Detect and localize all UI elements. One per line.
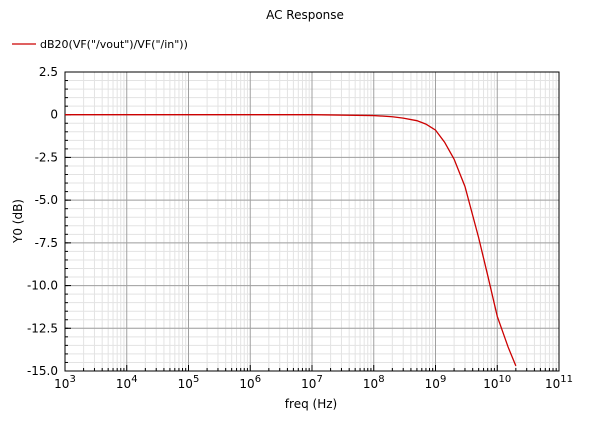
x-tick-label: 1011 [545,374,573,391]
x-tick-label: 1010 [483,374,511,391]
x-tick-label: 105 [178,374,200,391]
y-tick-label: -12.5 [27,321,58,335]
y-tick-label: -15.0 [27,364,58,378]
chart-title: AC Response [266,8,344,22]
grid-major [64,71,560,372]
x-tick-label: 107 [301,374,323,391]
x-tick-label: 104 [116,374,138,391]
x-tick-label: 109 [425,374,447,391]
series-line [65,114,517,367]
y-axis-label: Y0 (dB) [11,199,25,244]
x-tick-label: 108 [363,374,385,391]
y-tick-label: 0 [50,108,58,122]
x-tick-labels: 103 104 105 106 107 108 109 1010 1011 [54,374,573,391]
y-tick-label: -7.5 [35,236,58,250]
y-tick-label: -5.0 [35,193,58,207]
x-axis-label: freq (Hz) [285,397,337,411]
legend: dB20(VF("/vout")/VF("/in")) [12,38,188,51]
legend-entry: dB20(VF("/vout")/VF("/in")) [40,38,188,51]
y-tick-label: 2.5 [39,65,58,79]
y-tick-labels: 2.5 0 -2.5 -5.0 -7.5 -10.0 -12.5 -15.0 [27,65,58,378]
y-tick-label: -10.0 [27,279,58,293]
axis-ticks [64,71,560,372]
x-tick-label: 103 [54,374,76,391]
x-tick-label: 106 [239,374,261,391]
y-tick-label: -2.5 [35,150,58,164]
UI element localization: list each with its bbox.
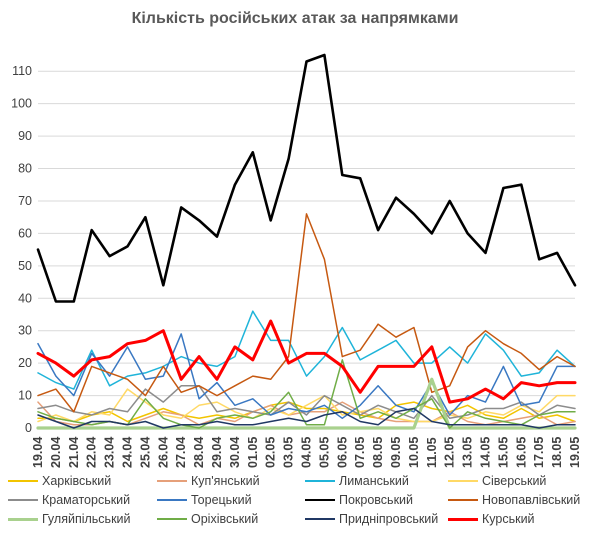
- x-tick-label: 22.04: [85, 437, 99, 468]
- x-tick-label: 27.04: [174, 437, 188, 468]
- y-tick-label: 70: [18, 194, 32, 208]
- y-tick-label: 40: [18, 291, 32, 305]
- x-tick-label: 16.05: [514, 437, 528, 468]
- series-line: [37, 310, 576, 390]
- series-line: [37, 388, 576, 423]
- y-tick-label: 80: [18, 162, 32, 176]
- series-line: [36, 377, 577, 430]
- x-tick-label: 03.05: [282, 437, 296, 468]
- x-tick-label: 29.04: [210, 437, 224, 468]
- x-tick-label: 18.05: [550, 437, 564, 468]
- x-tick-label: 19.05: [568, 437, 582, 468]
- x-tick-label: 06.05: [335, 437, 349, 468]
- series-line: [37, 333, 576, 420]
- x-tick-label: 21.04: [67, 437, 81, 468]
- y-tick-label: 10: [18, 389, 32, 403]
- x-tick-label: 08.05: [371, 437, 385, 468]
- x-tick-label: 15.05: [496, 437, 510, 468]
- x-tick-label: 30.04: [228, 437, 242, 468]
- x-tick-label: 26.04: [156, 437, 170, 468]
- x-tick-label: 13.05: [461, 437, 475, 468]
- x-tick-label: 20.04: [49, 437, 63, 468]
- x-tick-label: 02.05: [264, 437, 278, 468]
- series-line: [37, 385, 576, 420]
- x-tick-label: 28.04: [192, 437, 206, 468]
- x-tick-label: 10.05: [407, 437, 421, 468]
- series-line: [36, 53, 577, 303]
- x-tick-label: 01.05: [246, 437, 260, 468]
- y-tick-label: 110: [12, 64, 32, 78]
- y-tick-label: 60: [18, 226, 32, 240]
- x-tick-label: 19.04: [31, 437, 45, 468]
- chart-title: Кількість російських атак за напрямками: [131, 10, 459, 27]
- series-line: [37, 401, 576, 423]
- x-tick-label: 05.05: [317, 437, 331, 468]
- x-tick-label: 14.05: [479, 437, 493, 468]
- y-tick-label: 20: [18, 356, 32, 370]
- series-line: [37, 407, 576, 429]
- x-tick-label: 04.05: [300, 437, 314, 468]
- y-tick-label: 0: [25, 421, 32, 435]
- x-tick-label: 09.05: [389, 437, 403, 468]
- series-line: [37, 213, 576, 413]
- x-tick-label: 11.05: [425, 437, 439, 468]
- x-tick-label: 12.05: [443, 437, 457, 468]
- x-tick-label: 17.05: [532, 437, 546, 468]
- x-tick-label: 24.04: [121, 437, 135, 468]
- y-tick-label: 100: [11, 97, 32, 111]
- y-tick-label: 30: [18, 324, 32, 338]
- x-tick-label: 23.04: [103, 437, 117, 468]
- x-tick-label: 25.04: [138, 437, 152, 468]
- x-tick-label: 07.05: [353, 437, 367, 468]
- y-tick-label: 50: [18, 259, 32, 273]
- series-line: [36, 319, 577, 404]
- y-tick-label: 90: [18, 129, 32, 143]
::::::
### The task
Copy out every line of the records above without changing a character, but leave out the pictures.

### Problem solution
Detect and localize all UI elements. One per line.
x-tick-label: 1011 [545,374,573,391]
x-tick-label: 1010 [483,374,511,391]
x-tick-label: 105 [178,374,200,391]
y-tick-label: -12.5 [27,321,58,335]
y-tick-label: -15.0 [27,364,58,378]
chart-title: AC Response [266,8,344,22]
grid-major [64,71,560,372]
x-tick-label: 107 [301,374,323,391]
x-tick-label: 104 [116,374,138,391]
x-tick-label: 109 [425,374,447,391]
series-line [65,114,517,367]
y-axis-label: Y0 (dB) [11,199,25,244]
x-tick-label: 108 [363,374,385,391]
y-tick-label: 0 [50,108,58,122]
x-tick-labels: 103 104 105 106 107 108 109 1010 1011 [54,374,573,391]
y-tick-label: -7.5 [35,236,58,250]
y-tick-label: -5.0 [35,193,58,207]
x-axis-label: freq (Hz) [285,397,337,411]
legend: dB20(VF("/vout")/VF("/in")) [12,38,188,51]
legend-entry: dB20(VF("/vout")/VF("/in")) [40,38,188,51]
y-tick-label: 2.5 [39,65,58,79]
y-tick-labels: 2.5 0 -2.5 -5.0 -7.5 -10.0 -12.5 -15.0 [27,65,58,378]
y-tick-label: -10.0 [27,279,58,293]
axis-ticks [64,71,560,372]
x-tick-label: 103 [54,374,76,391]
x-tick-label: 106 [239,374,261,391]
y-tick-label: -2.5 [35,150,58,164]
UI element localization: list each with its bbox.
- x-tick-label: 22.04: [85, 437, 99, 468]
- x-tick-label: 27.04: [174, 437, 188, 468]
- y-tick-label: 70: [18, 194, 32, 208]
- y-tick-label: 40: [18, 291, 32, 305]
- x-tick-label: 16.05: [514, 437, 528, 468]
- series-line: [37, 310, 576, 390]
- series-line: [37, 388, 576, 423]
- y-tick-label: 80: [18, 162, 32, 176]
- series-line: [36, 377, 577, 430]
- x-tick-label: 03.05: [282, 437, 296, 468]
- x-tick-label: 29.04: [210, 437, 224, 468]
- x-tick-label: 18.05: [550, 437, 564, 468]
- x-tick-label: 19.05: [568, 437, 582, 468]
- x-tick-label: 06.05: [335, 437, 349, 468]
- series-line: [37, 333, 576, 420]
- x-tick-label: 21.04: [67, 437, 81, 468]
- y-tick-label: 10: [18, 389, 32, 403]
- x-tick-label: 08.05: [371, 437, 385, 468]
- x-tick-label: 15.05: [496, 437, 510, 468]
- x-tick-label: 30.04: [228, 437, 242, 468]
- x-tick-label: 26.04: [156, 437, 170, 468]
- x-tick-label: 13.05: [461, 437, 475, 468]
- x-tick-label: 20.04: [49, 437, 63, 468]
- x-tick-label: 02.05: [264, 437, 278, 468]
- series-line: [37, 385, 576, 420]
- x-tick-label: 28.04: [192, 437, 206, 468]
- x-tick-label: 10.05: [407, 437, 421, 468]
- series-line: [36, 53, 577, 303]
- x-tick-label: 01.05: [246, 437, 260, 468]
- y-tick-label: 110: [12, 64, 32, 78]
- y-tick-label: 60: [18, 226, 32, 240]
- x-tick-label: 19.04: [31, 437, 45, 468]
- chart-title: Кількість російських атак за напрямками: [131, 10, 459, 27]
- series-line: [37, 401, 576, 423]
- x-tick-label: 05.05: [317, 437, 331, 468]
- x-tick-label: 14.05: [479, 437, 493, 468]
- y-tick-label: 20: [18, 356, 32, 370]
- series-line: [37, 407, 576, 429]
- x-tick-label: 04.05: [300, 437, 314, 468]
- y-tick-label: 0: [25, 421, 32, 435]
- x-tick-label: 09.05: [389, 437, 403, 468]
- series-line: [37, 213, 576, 413]
- x-tick-label: 11.05: [425, 437, 439, 468]
- x-tick-label: 12.05: [443, 437, 457, 468]
- x-tick-label: 17.05: [532, 437, 546, 468]
- x-tick-label: 24.04: [121, 437, 135, 468]
- y-tick-label: 100: [11, 97, 32, 111]
- y-tick-label: 30: [18, 324, 32, 338]
- x-tick-label: 23.04: [103, 437, 117, 468]
- x-tick-label: 25.04: [138, 437, 152, 468]
- x-tick-label: 07.05: [353, 437, 367, 468]
- y-tick-label: 50: [18, 259, 32, 273]
- series-line: [36, 319, 577, 404]
- y-tick-label: 90: [18, 129, 32, 143]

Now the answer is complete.